··· Records shown ···

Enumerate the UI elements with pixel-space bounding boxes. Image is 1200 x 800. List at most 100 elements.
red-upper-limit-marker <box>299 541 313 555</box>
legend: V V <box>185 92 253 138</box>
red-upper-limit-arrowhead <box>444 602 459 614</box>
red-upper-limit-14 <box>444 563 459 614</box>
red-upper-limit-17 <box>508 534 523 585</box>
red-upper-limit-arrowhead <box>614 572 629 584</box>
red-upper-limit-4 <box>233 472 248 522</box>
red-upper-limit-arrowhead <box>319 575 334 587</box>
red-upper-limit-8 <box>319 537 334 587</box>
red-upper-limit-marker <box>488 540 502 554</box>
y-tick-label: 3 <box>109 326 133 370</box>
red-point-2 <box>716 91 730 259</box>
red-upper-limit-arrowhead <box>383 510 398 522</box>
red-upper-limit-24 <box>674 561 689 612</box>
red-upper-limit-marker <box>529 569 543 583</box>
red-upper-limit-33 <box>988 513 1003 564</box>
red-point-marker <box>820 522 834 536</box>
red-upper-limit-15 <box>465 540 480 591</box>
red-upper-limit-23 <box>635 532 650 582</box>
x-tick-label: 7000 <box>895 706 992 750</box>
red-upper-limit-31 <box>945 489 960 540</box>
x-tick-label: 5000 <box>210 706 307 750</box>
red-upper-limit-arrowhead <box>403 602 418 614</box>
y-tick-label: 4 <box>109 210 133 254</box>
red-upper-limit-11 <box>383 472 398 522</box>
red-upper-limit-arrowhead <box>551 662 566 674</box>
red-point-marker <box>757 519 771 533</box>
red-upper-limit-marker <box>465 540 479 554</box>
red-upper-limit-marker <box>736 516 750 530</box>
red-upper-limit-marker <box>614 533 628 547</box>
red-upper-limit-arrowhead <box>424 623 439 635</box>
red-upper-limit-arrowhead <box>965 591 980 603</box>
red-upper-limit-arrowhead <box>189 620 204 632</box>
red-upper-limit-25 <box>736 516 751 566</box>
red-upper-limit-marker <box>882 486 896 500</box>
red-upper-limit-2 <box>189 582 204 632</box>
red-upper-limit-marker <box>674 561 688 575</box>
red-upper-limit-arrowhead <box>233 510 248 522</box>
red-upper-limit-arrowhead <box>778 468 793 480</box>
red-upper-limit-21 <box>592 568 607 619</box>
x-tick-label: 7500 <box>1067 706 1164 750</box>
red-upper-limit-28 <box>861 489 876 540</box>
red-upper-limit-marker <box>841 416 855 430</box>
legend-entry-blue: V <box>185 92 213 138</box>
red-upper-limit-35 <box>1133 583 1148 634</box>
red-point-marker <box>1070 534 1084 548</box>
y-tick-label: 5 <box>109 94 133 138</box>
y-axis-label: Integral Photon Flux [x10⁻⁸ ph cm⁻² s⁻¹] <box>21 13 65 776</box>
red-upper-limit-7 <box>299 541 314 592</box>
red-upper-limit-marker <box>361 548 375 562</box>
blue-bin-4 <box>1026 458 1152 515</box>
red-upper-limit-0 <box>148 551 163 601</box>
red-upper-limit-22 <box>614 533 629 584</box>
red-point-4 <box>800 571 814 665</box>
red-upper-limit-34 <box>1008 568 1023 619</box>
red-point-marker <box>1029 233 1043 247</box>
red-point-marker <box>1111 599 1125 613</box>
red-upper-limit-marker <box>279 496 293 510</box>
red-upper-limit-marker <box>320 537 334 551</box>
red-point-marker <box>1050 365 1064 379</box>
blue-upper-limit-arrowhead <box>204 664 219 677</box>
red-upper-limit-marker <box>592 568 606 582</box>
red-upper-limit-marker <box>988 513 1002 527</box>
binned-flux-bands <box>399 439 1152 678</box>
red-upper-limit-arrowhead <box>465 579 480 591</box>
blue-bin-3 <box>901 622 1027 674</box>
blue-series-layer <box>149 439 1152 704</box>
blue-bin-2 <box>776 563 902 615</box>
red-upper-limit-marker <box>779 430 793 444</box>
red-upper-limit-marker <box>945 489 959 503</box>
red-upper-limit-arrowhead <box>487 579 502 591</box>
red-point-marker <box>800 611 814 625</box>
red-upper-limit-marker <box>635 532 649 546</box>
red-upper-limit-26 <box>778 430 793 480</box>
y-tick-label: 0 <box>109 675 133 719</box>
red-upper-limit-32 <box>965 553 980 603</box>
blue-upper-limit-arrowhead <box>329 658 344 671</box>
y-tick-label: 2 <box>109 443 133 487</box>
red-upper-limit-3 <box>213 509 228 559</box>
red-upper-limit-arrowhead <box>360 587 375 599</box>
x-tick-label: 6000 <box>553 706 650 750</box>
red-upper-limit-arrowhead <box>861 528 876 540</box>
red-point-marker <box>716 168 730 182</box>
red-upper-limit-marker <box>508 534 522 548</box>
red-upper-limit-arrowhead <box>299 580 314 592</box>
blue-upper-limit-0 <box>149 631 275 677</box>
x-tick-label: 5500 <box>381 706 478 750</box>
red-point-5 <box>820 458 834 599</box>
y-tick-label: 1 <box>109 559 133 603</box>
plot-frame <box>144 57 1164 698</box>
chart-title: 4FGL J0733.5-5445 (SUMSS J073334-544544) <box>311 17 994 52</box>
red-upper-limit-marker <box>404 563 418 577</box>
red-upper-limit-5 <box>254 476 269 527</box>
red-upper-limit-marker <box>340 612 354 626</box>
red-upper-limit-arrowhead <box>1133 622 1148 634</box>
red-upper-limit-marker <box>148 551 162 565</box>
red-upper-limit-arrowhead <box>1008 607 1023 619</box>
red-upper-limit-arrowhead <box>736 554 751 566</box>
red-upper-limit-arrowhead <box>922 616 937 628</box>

···

## Task to carry out
Rewrite every line of the material above as a JSON list of strings, one string per line, leaving out blank lines.

## Output of the exercise
[
  "Enumerate the UI elements with pixel-space bounding boxes. Image is 1200 x 800. List at most 100 elements.",
  "red-upper-limit-marker <box>299 541 313 555</box>",
  "legend: V V <box>185 92 253 138</box>",
  "red-upper-limit-arrowhead <box>444 602 459 614</box>",
  "red-upper-limit-14 <box>444 563 459 614</box>",
  "red-upper-limit-17 <box>508 534 523 585</box>",
  "red-upper-limit-arrowhead <box>614 572 629 584</box>",
  "red-upper-limit-4 <box>233 472 248 522</box>",
  "red-upper-limit-arrowhead <box>319 575 334 587</box>",
  "red-upper-limit-8 <box>319 537 334 587</box>",
  "red-upper-limit-marker <box>488 540 502 554</box>",
  "y-tick-label: 3 <box>109 326 133 370</box>",
  "red-point-2 <box>716 91 730 259</box>",
  "red-upper-limit-arrowhead <box>383 510 398 522</box>",
  "red-upper-limit-24 <box>674 561 689 612</box>",
  "red-upper-limit-marker <box>529 569 543 583</box>",
  "red-upper-limit-33 <box>988 513 1003 564</box>",
  "red-point-marker <box>820 522 834 536</box>",
  "red-upper-limit-15 <box>465 540 480 591</box>",
  "red-upper-limit-23 <box>635 532 650 582</box>",
  "x-tick-label: 7000 <box>895 706 992 750</box>",
  "red-upper-limit-31 <box>945 489 960 540</box>",
  "x-tick-label: 5000 <box>210 706 307 750</box>",
  "red-upper-limit-arrowhead <box>403 602 418 614</box>",
  "y-tick-label: 4 <box>109 210 133 254</box>",
  "red-upper-limit-11 <box>383 472 398 522</box>",
  "red-upper-limit-arrowhead <box>551 662 566 674</box>",
  "red-point-marker <box>757 519 771 533</box>",
  "red-upper-limit-marker <box>465 540 479 554</box>",
  "red-upper-limit-marker <box>736 516 750 530</box>",
  "red-upper-limit-marker <box>614 533 628 547</box>",
  "red-upper-limit-arrowhead <box>424 623 439 635</box>",
  "red-upper-limit-arrowhead <box>965 591 980 603</box>",
  "red-upper-limit-arrowhead <box>189 620 204 632</box>",
  "red-upper-limit-25 <box>736 516 751 566</box>",
  "red-upper-limit-marker <box>882 486 896 500</box>",
  "red-upper-limit-2 <box>189 582 204 632</box>",
  "red-upper-limit-marker <box>674 561 688 575</box>",
  "red-upper-limit-arrowhead <box>233 510 248 522</box>",
  "red-upper-limit-arrowhead <box>778 468 793 480</box>",
  "red-upper-limit-21 <box>592 568 607 619</box>",
  "x-tick-label: 7500 <box>1067 706 1164 750</box>",
  "red-upper-limit-28 <box>861 489 876 540</box>",
  "red-upper-limit-marker <box>841 416 855 430</box>",
  "legend-entry-blue: V <box>185 92 213 138</box>",
  "red-upper-limit-35 <box>1133 583 1148 634</box>",
  "red-point-marker <box>1070 534 1084 548</box>",
  "y-tick-label: 5 <box>109 94 133 138</box>",
  "y-axis-label: Integral Photon Flux [x10⁻⁸ ph cm⁻² s⁻¹] <box>21 13 65 776</box>",
  "red-upper-limit-7 <box>299 541 314 592</box>",
  "red-upper-limit-marker <box>361 548 375 562</box>",
  "blue-bin-4 <box>1026 458 1152 515</box>",
  "red-upper-limit-0 <box>148 551 163 601</box>",
  "red-upper-limit-22 <box>614 533 629 584</box>",
  "red-point-4 <box>800 571 814 665</box>",
  "red-upper-limit-34 <box>1008 568 1023 619</box>",
  "red-point-marker <box>1029 233 1043 247</box>",
  "red-point-marker <box>1111 599 1125 613</box>",
  "red-upper-limit-marker <box>279 496 293 510</box>",
  "red-upper-limit-marker <box>320 537 334 551</box>",
  "red-point-marker <box>1050 365 1064 379</box>",
  "blue-upper-limit-arrowhead <box>204 664 219 677</box>",
  "red-upper-limit-marker <box>592 568 606 582</box>",
  "red-upper-limit-marker <box>988 513 1002 527</box>",
  "binned-flux-bands <box>399 439 1152 678</box>",
  "red-upper-limit-arrowhead <box>465 579 480 591</box>",
  "blue-bin-3 <box>901 622 1027 674</box>",
  "blue-series-layer <box>149 439 1152 704</box>",
  "blue-bin-2 <box>776 563 902 615</box>",
  "red-upper-limit-marker <box>779 430 793 444</box>",
  "red-upper-limit-marker <box>945 489 959 503</box>",
  "red-upper-limit-arrowhead <box>487 579 502 591</box>",
  "red-point-marker <box>800 611 814 625</box>",
  "red-upper-limit-marker <box>635 532 649 546</box>",
  "red-upper-limit-26 <box>778 430 793 480</box>",
  "y-tick-label: 0 <box>109 675 133 719</box>",
  "red-upper-limit-32 <box>965 553 980 603</box>",
  "blue-upper-limit-arrowhead <box>329 658 344 671</box>",
  "y-tick-label: 2 <box>109 443 133 487</box>",
  "red-upper-limit-3 <box>213 509 228 559</box>",
  "red-upper-limit-arrowhead <box>360 587 375 599</box>",
  "x-tick-label: 6000 <box>553 706 650 750</box>",
  "red-upper-limit-arrowhead <box>861 528 876 540</box>",
  "red-point-marker <box>716 168 730 182</box>",
  "red-upper-limit-marker <box>508 534 522 548</box>",
  "red-upper-limit-arrowhead <box>299 580 314 592</box>",
  "blue-upper-limit-0 <box>149 631 275 677</box>",
  "x-tick-label: 5500 <box>381 706 478 750</box>",
  "red-point-5 <box>820 458 834 599</box>",
  "y-tick-label: 1 <box>109 559 133 603</box>",
  "plot-frame <box>144 57 1164 698</box>",
  "chart-title: 4FGL J0733.5-5445 (SUMSS J073334-544544) <box>311 17 994 52</box>",
  "red-upper-limit-marker <box>404 563 418 577</box>",
  "red-upper-limit-5 <box>254 476 269 527</box>",
  "red-upper-limit-marker <box>340 612 354 626</box>",
  "red-upper-limit-arrowhead <box>1133 622 1148 634</box>",
  "red-upper-limit-marker <box>148 551 162 565</box>",
  "red-upper-limit-arrowhead <box>1008 607 1023 619</box>",
  "red-upper-limit-arrowhead <box>736 554 751 566</box>",
  "red-upper-limit-arrowhead <box>922 616 937 628</box>"
]